GIVEN TASK —
Search the data for the string "ylabel" and extract every line where it appears.

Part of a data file

--- begin ---

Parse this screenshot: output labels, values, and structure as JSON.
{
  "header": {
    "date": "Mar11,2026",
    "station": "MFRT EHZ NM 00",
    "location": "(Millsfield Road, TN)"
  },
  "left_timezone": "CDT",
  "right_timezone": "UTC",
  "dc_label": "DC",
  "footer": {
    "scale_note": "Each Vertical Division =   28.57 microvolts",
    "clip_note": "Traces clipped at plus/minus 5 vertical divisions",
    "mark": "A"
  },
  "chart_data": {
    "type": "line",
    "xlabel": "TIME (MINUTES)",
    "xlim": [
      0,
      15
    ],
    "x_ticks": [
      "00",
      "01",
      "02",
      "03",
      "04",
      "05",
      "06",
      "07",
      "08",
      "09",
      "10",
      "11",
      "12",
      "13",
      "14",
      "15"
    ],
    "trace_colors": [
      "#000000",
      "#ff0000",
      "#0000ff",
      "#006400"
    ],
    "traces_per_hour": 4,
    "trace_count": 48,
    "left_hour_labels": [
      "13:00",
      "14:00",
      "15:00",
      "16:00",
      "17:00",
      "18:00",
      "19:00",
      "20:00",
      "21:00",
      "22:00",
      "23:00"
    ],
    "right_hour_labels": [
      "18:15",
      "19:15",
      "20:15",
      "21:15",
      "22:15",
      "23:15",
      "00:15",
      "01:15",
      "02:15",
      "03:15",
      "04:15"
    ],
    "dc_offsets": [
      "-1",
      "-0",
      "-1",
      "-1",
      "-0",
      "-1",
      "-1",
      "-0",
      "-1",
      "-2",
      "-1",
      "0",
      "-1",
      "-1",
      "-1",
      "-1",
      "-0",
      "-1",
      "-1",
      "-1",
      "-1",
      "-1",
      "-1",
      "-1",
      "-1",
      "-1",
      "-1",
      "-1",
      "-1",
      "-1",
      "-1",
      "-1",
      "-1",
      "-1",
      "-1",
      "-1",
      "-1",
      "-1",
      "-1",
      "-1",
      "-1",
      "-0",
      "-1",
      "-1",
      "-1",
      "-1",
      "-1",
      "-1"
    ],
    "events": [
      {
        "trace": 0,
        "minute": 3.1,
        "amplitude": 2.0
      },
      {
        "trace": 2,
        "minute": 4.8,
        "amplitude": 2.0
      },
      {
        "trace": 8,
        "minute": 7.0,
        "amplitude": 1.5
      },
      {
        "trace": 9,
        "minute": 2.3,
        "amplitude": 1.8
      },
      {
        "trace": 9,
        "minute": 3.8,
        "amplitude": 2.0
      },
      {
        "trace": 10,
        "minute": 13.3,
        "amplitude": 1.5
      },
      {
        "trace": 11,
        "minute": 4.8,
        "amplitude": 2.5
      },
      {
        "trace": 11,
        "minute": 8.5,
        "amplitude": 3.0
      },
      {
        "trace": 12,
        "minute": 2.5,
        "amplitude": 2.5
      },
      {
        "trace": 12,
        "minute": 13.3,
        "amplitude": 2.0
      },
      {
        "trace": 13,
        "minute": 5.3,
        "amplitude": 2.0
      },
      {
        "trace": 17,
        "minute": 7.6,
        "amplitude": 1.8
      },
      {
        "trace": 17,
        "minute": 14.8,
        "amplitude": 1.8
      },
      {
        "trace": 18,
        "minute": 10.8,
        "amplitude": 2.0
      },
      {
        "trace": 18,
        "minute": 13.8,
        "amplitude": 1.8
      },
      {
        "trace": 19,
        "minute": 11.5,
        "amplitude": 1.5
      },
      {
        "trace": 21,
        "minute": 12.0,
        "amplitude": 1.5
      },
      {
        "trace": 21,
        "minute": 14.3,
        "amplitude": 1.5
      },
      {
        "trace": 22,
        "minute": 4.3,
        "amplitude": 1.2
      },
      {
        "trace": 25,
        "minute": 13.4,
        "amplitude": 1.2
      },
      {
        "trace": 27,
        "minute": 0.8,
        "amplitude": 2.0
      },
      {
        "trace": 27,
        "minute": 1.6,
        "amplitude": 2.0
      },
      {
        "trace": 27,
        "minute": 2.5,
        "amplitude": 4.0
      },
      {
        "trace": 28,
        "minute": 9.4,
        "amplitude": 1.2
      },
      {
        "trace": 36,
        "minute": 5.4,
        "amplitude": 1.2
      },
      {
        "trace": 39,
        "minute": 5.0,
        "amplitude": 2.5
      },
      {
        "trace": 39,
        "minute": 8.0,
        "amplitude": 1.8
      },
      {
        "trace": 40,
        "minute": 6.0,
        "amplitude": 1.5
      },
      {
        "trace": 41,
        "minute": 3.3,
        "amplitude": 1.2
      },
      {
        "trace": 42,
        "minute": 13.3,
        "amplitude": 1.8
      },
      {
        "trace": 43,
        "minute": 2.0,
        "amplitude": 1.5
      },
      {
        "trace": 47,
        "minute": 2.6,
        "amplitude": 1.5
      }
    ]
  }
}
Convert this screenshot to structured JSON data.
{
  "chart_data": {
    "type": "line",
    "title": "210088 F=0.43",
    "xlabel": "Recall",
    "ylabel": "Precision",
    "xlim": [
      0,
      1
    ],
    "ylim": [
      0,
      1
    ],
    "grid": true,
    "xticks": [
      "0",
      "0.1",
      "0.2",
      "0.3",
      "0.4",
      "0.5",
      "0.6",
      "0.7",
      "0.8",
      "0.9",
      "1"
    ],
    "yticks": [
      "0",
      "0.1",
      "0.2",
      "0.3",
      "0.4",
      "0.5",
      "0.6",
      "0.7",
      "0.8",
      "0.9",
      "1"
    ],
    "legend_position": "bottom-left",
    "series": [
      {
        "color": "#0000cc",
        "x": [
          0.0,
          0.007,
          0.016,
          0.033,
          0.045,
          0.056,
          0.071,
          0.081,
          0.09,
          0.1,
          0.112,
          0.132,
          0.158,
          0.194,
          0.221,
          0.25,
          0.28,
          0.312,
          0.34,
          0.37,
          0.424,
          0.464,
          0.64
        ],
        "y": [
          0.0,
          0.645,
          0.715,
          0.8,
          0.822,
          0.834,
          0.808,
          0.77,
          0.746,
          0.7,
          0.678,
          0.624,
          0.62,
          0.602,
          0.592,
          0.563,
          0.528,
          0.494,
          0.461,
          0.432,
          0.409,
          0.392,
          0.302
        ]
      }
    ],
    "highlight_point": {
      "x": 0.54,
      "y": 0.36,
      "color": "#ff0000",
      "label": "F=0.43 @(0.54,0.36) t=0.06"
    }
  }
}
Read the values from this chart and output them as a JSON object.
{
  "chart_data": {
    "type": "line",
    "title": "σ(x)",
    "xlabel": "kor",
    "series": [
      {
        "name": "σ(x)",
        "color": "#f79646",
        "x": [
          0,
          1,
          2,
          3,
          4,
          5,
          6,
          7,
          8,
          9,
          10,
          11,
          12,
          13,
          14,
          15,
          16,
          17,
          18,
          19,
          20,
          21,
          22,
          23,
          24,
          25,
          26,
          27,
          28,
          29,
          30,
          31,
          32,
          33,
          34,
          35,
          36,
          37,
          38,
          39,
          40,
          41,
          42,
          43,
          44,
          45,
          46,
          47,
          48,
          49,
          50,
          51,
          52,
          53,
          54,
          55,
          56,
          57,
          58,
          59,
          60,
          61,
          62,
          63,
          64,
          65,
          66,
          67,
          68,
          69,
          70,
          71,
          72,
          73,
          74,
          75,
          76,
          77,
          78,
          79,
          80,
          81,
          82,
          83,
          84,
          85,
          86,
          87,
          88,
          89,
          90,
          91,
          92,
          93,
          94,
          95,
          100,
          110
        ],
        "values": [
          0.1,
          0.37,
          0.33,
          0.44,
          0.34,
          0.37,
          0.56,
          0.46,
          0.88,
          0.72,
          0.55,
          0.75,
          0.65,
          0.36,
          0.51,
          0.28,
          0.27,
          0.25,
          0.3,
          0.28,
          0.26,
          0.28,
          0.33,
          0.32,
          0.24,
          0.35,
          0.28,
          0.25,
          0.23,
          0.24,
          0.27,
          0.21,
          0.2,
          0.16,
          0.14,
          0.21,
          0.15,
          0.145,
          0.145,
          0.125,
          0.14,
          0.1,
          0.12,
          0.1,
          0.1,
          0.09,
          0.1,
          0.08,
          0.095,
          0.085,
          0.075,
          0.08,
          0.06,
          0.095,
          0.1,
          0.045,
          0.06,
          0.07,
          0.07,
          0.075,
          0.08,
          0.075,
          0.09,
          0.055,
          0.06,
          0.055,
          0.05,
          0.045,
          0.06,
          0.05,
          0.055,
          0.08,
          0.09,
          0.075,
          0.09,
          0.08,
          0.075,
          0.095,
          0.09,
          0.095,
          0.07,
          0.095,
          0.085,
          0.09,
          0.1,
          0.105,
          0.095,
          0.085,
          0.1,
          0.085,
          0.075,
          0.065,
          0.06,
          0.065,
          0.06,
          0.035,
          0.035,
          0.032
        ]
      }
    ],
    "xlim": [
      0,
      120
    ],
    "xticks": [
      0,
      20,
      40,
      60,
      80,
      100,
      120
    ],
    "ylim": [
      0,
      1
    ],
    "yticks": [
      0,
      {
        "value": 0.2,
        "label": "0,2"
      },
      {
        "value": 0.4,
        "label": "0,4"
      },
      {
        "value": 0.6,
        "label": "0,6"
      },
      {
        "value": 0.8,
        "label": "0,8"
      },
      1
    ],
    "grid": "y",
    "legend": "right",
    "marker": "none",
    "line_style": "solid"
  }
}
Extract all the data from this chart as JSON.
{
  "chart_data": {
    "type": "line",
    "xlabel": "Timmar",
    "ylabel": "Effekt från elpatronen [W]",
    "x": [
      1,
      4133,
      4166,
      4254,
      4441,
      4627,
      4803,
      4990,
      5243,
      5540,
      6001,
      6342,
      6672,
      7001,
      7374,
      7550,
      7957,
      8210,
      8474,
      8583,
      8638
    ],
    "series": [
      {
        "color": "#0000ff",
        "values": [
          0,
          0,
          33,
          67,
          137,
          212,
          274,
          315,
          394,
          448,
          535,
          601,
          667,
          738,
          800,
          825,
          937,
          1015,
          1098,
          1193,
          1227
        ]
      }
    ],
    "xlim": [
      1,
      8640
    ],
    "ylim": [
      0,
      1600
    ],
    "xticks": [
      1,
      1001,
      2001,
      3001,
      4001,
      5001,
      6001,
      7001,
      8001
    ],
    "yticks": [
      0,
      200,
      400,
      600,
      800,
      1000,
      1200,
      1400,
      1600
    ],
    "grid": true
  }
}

--- end ---

CORRECT OUTPUT —
    "ylabel": "Precision",
    "ylabel": "Effekt från elpatronen [W]",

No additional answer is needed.